Extracted records:

============================================================

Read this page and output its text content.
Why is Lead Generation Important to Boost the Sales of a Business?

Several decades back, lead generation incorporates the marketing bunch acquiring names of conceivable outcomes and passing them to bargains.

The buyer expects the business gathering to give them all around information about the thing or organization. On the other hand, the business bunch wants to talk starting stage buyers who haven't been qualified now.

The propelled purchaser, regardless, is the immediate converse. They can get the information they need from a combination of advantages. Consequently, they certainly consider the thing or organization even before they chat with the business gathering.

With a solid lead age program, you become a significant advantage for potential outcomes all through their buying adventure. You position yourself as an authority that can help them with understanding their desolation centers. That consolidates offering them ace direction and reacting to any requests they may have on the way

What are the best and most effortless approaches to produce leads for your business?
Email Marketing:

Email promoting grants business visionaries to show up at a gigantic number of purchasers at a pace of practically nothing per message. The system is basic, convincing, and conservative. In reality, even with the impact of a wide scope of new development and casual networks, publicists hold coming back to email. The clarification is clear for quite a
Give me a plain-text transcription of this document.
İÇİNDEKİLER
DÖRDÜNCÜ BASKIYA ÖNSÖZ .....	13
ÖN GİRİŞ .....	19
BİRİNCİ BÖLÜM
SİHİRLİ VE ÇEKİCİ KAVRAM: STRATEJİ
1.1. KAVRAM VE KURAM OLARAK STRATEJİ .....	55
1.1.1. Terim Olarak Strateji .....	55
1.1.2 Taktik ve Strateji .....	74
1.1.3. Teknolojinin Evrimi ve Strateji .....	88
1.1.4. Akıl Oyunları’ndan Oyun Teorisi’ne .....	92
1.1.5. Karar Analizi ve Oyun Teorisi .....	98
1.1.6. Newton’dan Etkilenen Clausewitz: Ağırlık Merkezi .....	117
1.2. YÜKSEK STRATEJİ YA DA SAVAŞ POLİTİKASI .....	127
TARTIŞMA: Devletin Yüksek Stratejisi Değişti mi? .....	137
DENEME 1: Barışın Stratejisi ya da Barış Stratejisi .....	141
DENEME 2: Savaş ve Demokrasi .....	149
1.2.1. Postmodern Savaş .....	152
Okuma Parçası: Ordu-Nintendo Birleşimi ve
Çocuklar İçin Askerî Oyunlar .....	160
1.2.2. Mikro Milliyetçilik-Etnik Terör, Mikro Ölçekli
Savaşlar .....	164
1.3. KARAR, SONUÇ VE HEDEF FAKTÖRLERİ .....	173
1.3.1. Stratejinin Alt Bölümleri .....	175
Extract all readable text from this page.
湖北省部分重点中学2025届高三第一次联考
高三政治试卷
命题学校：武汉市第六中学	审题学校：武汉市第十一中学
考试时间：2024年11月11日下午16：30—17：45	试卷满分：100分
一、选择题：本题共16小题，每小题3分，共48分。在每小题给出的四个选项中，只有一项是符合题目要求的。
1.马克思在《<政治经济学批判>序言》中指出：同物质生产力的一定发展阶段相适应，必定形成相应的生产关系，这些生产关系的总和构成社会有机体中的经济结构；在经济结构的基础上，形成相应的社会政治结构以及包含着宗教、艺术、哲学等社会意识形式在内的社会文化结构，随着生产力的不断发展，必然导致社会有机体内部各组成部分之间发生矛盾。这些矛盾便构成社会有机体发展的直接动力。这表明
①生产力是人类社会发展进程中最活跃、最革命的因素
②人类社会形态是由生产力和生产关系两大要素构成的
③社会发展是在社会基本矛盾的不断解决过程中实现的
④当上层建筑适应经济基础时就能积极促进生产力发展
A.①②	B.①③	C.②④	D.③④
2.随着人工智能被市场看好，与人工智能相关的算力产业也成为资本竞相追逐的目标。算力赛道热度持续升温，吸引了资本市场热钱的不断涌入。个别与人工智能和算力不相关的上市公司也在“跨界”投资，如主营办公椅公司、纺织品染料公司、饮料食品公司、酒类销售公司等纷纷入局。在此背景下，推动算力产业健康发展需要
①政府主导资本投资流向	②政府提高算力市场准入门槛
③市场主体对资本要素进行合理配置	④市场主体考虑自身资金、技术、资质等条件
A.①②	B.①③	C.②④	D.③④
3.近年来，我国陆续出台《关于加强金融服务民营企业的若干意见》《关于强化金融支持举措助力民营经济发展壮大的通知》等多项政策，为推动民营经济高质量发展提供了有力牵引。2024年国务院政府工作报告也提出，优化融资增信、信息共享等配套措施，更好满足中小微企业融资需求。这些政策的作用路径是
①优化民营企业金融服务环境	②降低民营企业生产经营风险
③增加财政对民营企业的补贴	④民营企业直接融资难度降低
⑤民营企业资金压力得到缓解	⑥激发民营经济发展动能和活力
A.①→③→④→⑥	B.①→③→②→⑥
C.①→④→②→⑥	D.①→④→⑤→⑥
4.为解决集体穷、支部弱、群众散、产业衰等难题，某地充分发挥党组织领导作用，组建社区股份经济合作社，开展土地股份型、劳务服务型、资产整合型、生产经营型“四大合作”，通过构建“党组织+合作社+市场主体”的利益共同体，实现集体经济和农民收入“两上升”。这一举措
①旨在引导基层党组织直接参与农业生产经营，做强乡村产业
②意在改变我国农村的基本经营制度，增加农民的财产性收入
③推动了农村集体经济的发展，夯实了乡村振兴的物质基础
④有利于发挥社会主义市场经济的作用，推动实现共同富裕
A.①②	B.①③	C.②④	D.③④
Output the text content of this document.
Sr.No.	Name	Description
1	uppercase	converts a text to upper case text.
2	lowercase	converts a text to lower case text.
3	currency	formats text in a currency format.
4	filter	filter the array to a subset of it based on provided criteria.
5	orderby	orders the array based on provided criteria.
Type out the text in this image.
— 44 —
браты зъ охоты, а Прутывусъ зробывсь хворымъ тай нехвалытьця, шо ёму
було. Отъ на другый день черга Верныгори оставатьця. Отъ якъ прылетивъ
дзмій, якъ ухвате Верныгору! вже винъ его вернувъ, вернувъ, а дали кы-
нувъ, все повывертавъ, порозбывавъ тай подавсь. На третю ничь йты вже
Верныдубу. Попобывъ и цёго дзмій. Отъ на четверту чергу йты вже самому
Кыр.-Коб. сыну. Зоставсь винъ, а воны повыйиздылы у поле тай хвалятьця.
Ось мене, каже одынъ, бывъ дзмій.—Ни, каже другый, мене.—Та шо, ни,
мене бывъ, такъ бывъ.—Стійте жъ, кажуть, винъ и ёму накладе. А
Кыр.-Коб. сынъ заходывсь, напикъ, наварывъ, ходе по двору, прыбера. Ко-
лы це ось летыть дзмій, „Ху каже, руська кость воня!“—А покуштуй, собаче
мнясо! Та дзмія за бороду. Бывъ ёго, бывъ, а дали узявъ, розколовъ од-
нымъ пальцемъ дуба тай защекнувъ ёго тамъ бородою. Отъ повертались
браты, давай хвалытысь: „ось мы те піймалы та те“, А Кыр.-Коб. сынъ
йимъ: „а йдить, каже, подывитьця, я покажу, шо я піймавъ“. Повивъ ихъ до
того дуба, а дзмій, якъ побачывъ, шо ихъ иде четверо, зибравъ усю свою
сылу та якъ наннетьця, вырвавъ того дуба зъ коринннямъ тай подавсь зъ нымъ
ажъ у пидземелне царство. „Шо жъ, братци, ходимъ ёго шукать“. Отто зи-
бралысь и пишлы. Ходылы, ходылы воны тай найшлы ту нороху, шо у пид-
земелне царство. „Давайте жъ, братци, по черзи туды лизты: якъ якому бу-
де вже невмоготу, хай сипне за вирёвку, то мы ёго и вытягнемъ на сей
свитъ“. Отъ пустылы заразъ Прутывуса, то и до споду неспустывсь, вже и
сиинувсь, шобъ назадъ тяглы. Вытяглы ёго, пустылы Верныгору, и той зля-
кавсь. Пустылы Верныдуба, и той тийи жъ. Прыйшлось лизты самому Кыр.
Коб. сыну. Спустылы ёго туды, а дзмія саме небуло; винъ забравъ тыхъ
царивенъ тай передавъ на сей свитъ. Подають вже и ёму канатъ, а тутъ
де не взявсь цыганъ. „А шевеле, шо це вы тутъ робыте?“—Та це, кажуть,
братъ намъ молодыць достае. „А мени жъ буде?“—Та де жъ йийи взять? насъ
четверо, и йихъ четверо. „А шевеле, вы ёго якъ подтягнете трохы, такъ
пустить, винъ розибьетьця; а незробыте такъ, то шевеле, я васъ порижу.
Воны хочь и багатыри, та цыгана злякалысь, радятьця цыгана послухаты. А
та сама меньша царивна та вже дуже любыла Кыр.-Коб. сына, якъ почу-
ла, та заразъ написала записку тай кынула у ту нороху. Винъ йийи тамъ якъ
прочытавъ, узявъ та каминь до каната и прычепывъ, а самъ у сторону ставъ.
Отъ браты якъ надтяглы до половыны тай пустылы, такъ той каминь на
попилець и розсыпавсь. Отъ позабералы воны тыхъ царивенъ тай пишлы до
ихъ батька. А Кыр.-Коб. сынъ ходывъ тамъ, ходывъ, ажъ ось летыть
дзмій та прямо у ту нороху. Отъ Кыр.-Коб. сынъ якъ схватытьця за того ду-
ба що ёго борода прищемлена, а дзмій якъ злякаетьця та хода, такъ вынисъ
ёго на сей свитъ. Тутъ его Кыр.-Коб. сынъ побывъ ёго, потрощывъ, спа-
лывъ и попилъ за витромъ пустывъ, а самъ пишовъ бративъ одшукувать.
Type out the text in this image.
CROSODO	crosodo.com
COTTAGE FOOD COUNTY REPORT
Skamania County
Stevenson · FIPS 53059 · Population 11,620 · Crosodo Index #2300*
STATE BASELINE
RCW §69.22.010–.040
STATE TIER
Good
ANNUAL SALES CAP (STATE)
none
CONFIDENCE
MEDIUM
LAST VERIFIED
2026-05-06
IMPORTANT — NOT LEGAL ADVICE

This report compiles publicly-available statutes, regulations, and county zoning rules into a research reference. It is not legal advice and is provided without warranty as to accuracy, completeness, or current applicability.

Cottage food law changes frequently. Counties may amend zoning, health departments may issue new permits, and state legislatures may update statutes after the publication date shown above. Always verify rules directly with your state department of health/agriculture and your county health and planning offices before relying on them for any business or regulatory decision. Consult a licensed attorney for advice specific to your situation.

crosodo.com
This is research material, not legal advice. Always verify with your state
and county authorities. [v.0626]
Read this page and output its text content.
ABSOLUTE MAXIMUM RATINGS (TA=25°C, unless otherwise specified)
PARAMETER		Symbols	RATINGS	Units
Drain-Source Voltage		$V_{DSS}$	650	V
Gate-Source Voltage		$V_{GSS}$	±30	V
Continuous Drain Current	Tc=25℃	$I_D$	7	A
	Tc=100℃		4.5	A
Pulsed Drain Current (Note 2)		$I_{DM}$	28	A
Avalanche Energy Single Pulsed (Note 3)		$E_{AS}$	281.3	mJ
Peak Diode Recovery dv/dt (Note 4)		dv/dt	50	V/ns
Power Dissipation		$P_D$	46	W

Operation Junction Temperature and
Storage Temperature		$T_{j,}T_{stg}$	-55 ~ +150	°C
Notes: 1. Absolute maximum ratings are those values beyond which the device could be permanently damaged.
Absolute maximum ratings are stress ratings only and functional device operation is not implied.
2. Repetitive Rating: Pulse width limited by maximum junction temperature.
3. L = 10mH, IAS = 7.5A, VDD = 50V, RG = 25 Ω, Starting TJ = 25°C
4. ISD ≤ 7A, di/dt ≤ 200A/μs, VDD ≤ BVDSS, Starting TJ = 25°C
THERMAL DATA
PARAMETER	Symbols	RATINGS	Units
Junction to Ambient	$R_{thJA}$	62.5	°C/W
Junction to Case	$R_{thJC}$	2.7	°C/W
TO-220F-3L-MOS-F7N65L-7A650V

============================================================

TASK OBJECTIVE: Provide the number of lines in the data above that contain the string "четверо", and nothing else.

CORRECT RESPONSE: 2